- _Task brief_: Go through the records and extract every line with the word "aperiam".

- _Given data_:

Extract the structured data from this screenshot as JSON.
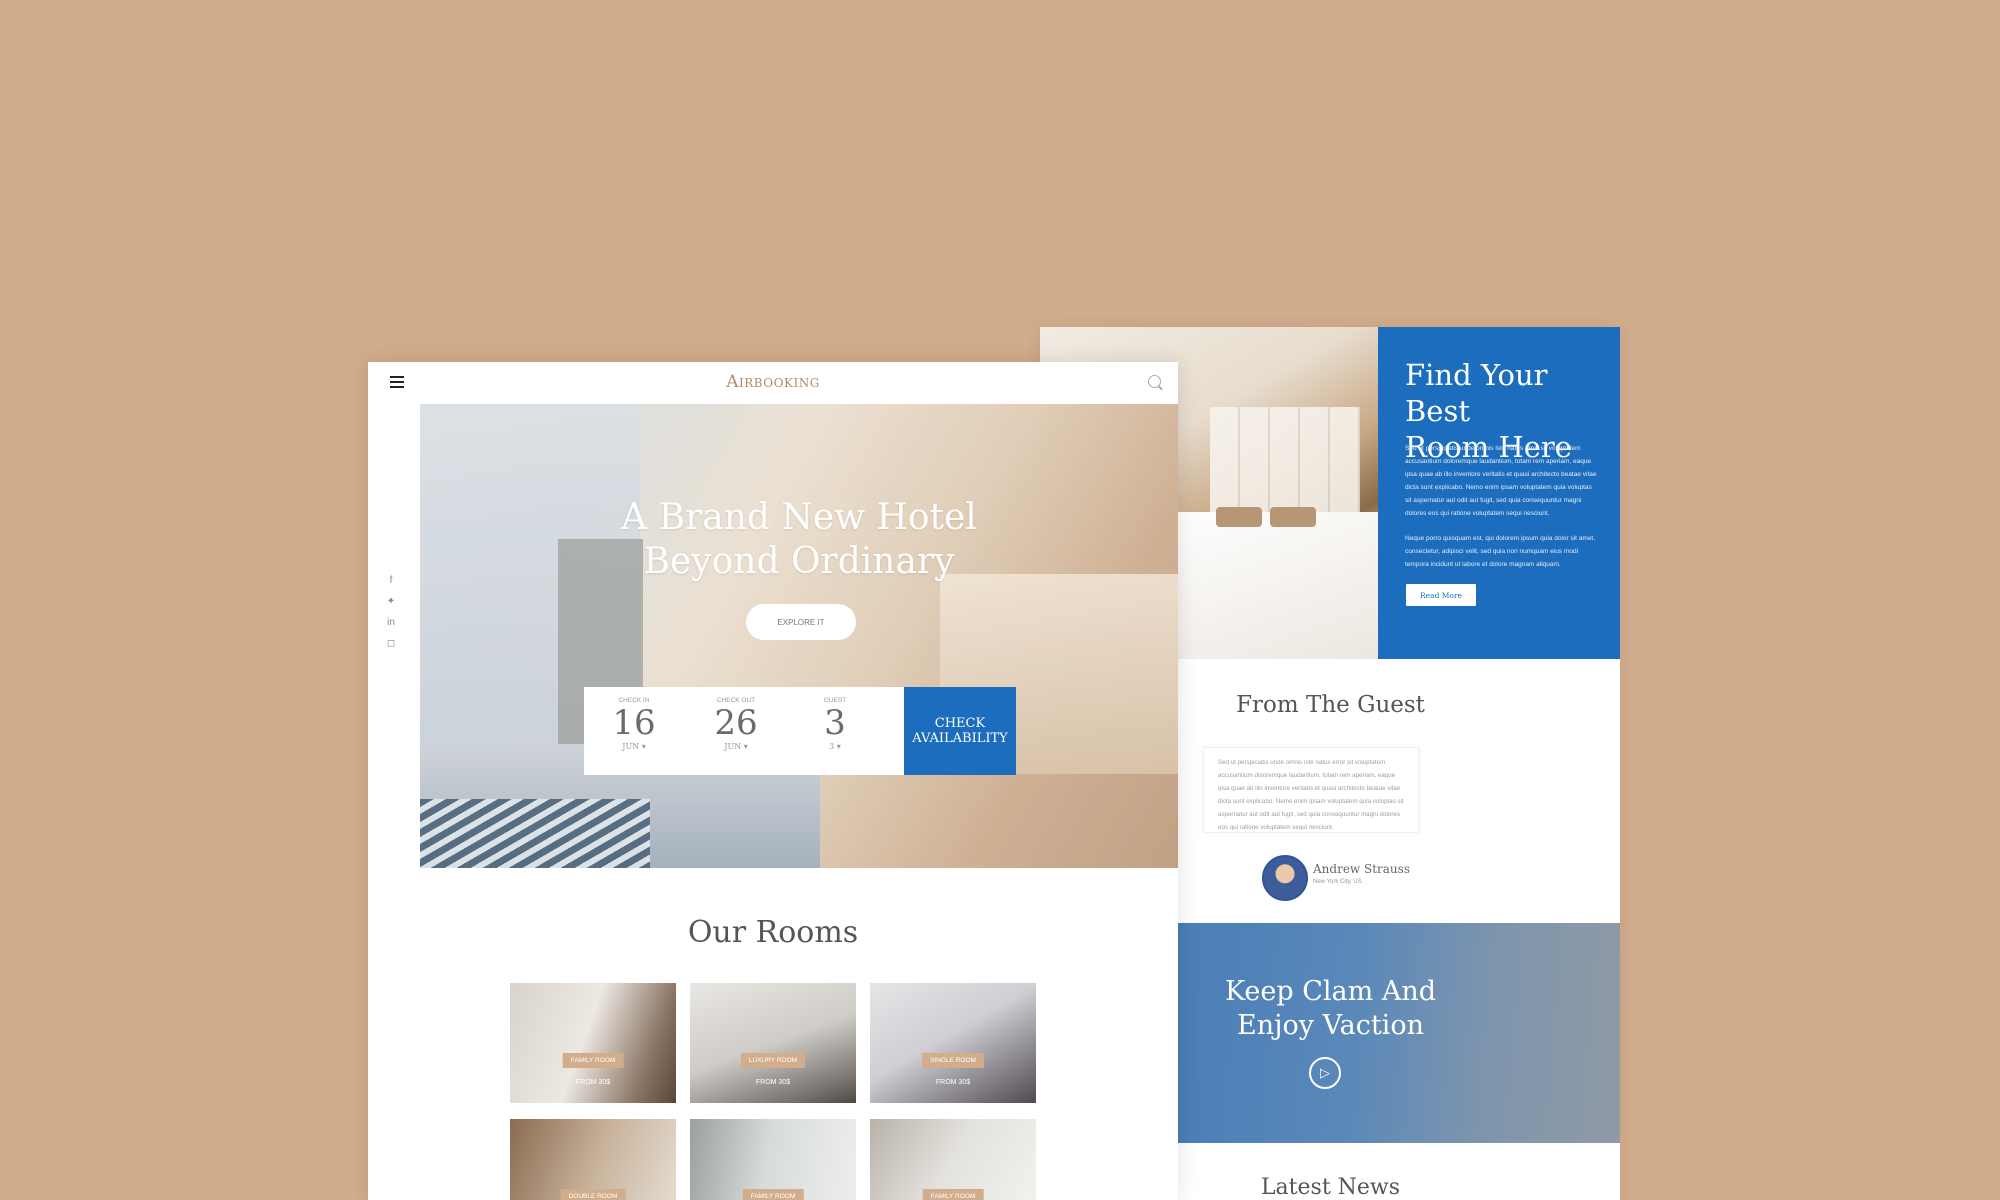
{
  "colors": {
    "background": "#d2ad8c",
    "accent_blue": "#1c6dbe",
    "brand_gold": "#b58a62"
  },
  "header": {
    "brand": "Airbooking",
    "menu_icon": "hamburger-icon",
    "search_icon": "search-icon"
  },
  "hero": {
    "title_line1": "A Brand New Hotel",
    "title_line2": "Beyond Ordinary",
    "cta": "EXPLORE IT"
  },
  "booking": {
    "check_in": {
      "label": "CHECK IN",
      "day": "16",
      "month": "JUN ▾"
    },
    "check_out": {
      "label": "CHECK OUT",
      "day": "26",
      "month": "JUN ▾"
    },
    "guest": {
      "label": "GUEST",
      "count": "3",
      "sub": "3 ▾"
    },
    "button_line1": "CHECK",
    "button_line2": "AVAILABILITY"
  },
  "social": [
    "f",
    "t",
    "in",
    "ig"
  ],
  "rooms": {
    "title": "Our Rooms",
    "items": [
      {
        "tag": "FAMILY ROOM",
        "price": "FROM 30$"
      },
      {
        "tag": "LUXURY ROOM",
        "price": "FROM 30$"
      },
      {
        "tag": "SINGLE ROOM",
        "price": "FROM 30$"
      },
      {
        "tag": "DOUBLE ROOM",
        "price": ""
      },
      {
        "tag": "FAMILY ROOM",
        "price": ""
      },
      {
        "tag": "FAMILY ROOM",
        "price": ""
      }
    ]
  },
  "promo": {
    "title_line1": "Find Your Best",
    "title_line2": "Room Here",
    "para1": "Sed ut perspiciatis unde omnis iste natus error sit voluptatem accusantium doloremque laudantium, totam rem aperiam, eaque ipsa quae ab illo inventore veritatis et quasi architecto beatae vitae dicta sunt explicabo. Nemo enim ipsam voluptatem quia voluptas sit aspernatur aut odit aut fugit, sed quia consequuntur magni dolores eos qui ratione voluptatem sequi nesciunt.",
    "para2": "Neque porro quisquam est, qui dolorem ipsum quia dolor sit amet, consectetur, adipisci velit, sed quia non numquam eius modi tempora incidunt ut labore et dolore magnam aliquam.",
    "button": "Read More"
  },
  "testimonial": {
    "title": "From The Guest",
    "quote": "Sed ut perspiciatis unde omnis iste natus error sit voluptatem accusantium doloremque laudantium, totam rem aperiam, eaque ipsa quae ab illo inventore veritatis et quasi architecto beatae vitae dicta sunt explicabo. Nemo enim ipsam voluptatem quia voluptas sit aspernatur aut odit aut fugit, sed quia consequuntur magni dolores eos qui ratione voluptatem sequi nesciunt.",
    "author": "Andrew Strauss",
    "author_sub": "New York City, US"
  },
  "video": {
    "title_line1": "Keep Clam And",
    "title_line2": "Enjoy Vaction",
    "play_icon": "play-icon"
  },
  "news": {
    "title": "Latest News"
  }
}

- _Result for this task_:
    "para1": "Sed ut perspiciatis unde omnis iste natus error sit voluptatem accusantium doloremque laudantium, totam rem aperiam, eaque ipsa quae ab illo inventore veritatis et quasi architecto beatae vitae dicta sunt explicabo. Nemo enim ipsam voluptatem quia voluptas sit aspernatur aut odit aut fugit, sed quia consequuntur magni dolores eos qui ratione voluptatem sequi nesciunt.",
    "quote": "Sed ut perspiciatis unde omnis iste natus error sit voluptatem accusantium doloremque laudantium, totam rem aperiam, eaque ipsa quae ab illo inventore veritatis et quasi architecto beatae vitae dicta sunt explicabo. Nemo enim ipsam voluptatem quia voluptas sit aspernatur aut odit aut fugit, sed quia consequuntur magni dolores eos qui ratione voluptatem sequi nesciunt.",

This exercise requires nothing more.